#### WHAT YOU ARE ASKED TO DO
In the listing that follows, count the lines holding the word "Dörfern" and report only that number.

#### RECORD SET

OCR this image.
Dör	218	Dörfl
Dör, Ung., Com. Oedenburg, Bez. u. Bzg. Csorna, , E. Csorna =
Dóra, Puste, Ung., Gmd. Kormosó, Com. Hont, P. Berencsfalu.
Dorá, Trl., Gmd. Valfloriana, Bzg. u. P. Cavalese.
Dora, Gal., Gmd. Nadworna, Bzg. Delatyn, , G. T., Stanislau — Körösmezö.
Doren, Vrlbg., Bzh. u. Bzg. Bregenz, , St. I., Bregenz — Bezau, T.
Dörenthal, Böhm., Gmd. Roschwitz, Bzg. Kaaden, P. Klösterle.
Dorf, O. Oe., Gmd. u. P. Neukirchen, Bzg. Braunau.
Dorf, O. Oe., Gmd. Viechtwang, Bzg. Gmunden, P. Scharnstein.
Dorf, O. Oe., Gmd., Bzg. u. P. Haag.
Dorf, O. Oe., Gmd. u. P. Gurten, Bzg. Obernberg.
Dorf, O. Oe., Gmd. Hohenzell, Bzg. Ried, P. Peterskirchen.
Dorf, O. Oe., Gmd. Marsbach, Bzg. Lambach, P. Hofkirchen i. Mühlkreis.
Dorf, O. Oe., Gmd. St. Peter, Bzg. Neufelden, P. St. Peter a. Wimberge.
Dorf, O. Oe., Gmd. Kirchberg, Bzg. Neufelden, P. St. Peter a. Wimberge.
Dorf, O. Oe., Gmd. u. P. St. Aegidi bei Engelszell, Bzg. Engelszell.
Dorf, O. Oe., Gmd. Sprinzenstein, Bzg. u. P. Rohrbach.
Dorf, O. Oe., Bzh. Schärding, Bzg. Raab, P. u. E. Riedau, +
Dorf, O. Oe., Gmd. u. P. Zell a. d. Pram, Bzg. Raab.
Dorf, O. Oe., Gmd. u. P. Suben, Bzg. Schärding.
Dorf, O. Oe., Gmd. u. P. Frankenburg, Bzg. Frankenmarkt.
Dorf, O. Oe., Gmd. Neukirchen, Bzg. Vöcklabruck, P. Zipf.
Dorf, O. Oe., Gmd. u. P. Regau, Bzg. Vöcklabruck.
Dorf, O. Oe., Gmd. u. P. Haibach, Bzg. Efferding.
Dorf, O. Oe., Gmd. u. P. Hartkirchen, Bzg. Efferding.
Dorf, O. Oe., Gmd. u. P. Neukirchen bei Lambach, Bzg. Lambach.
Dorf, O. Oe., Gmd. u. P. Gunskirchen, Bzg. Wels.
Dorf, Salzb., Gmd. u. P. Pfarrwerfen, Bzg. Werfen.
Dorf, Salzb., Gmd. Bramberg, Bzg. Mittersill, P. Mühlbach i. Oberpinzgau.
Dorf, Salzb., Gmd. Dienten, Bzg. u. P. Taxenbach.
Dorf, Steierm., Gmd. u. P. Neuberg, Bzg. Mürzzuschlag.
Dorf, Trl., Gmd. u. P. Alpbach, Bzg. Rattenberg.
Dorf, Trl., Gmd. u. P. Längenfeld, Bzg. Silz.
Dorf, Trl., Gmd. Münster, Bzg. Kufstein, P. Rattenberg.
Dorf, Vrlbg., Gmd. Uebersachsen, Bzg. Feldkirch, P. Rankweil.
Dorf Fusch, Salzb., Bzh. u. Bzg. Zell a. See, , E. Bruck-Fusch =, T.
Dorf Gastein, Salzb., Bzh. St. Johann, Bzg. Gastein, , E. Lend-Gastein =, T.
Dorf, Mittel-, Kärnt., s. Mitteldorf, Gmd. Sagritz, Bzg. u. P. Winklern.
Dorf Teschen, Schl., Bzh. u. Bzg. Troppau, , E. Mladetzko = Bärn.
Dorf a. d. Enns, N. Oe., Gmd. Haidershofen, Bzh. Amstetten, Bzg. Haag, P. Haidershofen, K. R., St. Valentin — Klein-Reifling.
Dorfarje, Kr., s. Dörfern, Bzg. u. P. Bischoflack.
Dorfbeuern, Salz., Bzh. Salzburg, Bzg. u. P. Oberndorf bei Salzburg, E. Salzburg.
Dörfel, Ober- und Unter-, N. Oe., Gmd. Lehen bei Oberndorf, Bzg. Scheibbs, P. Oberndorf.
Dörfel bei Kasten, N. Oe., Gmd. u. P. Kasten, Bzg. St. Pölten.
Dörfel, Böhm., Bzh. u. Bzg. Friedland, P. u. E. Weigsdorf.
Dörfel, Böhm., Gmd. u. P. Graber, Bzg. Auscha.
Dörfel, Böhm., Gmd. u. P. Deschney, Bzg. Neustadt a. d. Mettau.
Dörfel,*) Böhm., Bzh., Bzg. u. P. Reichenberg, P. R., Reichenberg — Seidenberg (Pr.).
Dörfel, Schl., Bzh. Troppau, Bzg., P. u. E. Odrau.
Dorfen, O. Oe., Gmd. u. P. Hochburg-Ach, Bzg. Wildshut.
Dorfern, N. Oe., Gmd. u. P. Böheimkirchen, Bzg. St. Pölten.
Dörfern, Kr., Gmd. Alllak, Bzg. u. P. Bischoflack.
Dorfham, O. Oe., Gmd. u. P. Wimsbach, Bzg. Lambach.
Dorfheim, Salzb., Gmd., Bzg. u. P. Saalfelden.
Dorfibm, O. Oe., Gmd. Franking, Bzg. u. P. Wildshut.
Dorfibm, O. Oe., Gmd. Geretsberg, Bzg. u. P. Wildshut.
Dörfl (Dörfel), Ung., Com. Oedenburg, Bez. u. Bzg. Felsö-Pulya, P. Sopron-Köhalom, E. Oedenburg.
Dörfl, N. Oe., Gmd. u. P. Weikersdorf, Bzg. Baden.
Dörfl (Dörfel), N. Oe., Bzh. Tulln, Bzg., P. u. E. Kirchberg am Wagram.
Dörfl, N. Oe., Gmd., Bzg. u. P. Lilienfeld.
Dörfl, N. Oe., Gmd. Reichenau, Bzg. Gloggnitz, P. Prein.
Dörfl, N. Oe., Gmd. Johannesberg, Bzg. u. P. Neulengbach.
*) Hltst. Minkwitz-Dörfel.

#### OUTPUT OF THE EXERCISE
2